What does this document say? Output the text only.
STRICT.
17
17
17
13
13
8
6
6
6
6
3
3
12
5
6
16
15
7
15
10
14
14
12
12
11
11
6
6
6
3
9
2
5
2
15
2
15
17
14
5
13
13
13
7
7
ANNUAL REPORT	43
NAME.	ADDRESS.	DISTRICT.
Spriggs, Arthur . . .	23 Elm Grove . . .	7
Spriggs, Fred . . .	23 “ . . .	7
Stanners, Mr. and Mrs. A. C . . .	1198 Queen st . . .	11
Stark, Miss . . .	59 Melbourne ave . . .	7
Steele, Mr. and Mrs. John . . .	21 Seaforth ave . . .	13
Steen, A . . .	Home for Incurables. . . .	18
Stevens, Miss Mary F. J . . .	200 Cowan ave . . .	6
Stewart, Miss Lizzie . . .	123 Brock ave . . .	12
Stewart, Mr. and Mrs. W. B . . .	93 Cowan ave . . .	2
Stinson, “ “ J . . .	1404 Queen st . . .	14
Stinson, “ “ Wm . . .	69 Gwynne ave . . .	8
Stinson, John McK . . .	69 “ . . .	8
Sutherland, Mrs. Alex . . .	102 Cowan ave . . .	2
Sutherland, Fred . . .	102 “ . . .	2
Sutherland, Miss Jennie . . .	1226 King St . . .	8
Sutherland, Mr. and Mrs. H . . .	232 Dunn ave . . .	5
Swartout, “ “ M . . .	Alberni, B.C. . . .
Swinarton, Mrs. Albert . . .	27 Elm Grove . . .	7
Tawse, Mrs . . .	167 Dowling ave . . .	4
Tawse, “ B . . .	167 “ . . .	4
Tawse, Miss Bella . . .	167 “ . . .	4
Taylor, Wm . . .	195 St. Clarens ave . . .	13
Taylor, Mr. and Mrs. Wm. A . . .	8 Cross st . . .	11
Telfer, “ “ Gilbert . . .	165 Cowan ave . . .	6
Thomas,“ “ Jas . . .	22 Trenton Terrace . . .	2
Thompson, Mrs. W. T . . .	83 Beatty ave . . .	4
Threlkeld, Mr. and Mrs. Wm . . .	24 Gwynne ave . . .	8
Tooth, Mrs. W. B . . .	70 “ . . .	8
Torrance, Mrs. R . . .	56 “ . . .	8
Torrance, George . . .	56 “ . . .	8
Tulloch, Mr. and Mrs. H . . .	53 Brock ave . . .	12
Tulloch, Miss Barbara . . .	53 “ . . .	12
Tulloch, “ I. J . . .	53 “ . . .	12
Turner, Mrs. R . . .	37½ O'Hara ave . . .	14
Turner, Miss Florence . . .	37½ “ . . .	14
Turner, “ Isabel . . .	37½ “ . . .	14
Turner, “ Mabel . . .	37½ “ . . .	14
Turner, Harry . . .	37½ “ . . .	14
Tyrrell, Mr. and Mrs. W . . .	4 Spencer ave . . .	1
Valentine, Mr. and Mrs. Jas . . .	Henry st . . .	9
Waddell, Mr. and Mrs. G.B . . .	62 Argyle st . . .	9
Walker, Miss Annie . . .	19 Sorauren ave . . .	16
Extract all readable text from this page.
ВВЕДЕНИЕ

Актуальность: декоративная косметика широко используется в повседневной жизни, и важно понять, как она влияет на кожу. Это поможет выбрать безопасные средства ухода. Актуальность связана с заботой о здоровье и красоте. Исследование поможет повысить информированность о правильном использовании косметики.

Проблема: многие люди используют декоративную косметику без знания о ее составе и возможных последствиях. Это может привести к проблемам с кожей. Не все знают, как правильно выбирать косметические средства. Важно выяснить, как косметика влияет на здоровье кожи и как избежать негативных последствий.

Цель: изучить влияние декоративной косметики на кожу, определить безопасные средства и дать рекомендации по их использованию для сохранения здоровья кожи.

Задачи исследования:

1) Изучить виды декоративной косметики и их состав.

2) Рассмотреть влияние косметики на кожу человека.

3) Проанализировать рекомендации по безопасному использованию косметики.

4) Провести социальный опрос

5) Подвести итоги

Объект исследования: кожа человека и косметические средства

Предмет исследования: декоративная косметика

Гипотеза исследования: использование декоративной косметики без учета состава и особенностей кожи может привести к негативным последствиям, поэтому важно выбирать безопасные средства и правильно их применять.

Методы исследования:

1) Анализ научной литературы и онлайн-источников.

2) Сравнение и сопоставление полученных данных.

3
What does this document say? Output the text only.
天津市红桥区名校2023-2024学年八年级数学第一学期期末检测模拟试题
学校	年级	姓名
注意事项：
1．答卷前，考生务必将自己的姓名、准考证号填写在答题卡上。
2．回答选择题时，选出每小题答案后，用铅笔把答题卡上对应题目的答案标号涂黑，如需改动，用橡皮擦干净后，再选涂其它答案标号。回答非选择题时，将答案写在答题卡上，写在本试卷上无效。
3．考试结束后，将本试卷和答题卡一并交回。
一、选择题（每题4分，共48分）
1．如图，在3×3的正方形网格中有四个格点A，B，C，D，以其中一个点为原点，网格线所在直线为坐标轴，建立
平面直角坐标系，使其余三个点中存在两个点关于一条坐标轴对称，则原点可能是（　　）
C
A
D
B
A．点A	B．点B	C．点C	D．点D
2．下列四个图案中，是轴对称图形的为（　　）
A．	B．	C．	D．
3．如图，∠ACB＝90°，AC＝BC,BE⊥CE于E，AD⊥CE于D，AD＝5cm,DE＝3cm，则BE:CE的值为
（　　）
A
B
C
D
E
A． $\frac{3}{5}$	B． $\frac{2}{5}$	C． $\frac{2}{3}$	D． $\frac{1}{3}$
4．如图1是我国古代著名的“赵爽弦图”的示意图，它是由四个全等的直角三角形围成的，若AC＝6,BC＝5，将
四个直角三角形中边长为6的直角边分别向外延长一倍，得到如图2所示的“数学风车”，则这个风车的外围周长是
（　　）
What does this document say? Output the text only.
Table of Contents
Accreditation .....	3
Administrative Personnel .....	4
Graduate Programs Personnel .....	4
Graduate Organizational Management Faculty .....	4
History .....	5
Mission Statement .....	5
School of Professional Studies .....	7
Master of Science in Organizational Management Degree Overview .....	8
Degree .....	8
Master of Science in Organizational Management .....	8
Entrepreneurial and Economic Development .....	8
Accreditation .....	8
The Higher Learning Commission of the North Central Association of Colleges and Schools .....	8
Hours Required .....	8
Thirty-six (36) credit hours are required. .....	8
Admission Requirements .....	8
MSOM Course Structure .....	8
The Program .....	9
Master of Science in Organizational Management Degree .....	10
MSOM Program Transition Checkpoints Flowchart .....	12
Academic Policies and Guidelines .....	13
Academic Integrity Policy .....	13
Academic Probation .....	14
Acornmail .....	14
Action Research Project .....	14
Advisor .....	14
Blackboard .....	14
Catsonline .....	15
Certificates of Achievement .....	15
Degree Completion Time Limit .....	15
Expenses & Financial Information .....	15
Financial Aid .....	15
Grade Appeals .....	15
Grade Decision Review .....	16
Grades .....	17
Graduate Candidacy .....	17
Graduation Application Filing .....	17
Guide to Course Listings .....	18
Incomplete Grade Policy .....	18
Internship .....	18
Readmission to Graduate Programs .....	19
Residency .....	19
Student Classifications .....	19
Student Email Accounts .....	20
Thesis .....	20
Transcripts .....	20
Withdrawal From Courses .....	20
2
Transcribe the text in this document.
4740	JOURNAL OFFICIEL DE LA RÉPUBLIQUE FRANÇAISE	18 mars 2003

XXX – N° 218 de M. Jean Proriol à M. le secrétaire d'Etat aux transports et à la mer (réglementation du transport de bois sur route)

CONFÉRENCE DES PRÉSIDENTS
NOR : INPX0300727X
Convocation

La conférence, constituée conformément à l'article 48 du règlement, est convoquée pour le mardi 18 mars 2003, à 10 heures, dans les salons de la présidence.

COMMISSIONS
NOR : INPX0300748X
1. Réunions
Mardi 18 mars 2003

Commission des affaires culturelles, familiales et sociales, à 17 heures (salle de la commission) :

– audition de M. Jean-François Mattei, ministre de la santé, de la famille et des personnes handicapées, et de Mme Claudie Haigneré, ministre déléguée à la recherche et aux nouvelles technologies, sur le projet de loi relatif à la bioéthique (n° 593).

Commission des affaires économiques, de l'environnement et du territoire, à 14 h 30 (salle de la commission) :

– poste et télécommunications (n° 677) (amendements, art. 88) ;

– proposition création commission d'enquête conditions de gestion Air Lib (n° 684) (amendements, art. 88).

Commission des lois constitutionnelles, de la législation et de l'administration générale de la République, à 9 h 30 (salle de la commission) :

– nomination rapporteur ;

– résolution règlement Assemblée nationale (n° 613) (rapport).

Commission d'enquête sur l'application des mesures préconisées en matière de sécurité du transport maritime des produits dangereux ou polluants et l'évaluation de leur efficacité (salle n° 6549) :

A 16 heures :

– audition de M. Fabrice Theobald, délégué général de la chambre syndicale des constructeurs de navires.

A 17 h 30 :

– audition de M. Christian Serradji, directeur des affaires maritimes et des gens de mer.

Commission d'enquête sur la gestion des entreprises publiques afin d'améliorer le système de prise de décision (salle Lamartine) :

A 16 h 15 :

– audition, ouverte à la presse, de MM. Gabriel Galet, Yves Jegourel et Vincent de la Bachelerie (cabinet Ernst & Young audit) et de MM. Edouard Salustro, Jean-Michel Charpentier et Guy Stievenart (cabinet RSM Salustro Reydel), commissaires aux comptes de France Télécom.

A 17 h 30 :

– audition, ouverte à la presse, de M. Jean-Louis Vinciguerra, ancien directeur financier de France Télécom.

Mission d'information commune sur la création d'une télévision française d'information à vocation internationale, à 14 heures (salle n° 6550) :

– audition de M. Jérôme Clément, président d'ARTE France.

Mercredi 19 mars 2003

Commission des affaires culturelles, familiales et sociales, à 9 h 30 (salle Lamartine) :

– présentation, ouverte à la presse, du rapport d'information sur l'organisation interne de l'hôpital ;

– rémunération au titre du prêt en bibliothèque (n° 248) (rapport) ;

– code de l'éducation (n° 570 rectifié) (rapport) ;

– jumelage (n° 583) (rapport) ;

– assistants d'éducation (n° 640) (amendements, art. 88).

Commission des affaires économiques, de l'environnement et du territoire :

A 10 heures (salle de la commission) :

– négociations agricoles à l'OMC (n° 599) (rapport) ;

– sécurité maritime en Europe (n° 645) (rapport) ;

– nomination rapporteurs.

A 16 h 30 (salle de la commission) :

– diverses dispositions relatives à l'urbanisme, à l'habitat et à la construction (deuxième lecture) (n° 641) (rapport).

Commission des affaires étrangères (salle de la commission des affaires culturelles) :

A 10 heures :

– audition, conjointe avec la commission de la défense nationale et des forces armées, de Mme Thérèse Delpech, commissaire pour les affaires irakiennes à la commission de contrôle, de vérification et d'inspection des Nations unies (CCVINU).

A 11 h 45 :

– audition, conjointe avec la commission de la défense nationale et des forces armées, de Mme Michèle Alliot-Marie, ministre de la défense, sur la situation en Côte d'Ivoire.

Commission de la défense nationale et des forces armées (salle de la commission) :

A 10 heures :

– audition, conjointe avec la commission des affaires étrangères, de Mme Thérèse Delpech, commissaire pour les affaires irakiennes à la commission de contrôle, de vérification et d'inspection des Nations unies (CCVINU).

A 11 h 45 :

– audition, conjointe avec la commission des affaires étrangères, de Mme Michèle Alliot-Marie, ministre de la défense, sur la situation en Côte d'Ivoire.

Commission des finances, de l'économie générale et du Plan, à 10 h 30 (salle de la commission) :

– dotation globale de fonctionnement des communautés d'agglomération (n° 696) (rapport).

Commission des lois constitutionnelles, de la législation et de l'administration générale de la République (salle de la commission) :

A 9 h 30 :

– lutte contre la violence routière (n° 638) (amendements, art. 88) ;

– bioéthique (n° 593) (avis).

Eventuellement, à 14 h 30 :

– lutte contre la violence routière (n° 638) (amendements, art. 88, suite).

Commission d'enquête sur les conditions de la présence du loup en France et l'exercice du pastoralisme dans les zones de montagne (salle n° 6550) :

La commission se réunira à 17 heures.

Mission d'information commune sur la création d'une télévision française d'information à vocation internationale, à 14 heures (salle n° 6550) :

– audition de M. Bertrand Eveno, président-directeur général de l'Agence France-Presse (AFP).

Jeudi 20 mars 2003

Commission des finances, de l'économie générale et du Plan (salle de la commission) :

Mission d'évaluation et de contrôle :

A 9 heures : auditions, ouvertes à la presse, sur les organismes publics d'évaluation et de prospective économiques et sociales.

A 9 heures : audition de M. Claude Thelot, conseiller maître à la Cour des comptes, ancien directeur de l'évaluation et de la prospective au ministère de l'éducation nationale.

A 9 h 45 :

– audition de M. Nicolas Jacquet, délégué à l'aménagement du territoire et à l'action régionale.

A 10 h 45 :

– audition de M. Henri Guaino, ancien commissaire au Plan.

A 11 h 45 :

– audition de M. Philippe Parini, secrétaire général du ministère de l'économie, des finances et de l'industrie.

━━━━

Stated task —
Find each line holding the string "Plan" and copy it out.

Written reply —
Commission des finances, de l'économie générale et du Plan, à 10 h 30 (salle de la commission) :
Commission des finances, de l'économie générale et du Plan (salle de la commission) :
– audition de M. Henri Guaino, ancien commissaire au Plan.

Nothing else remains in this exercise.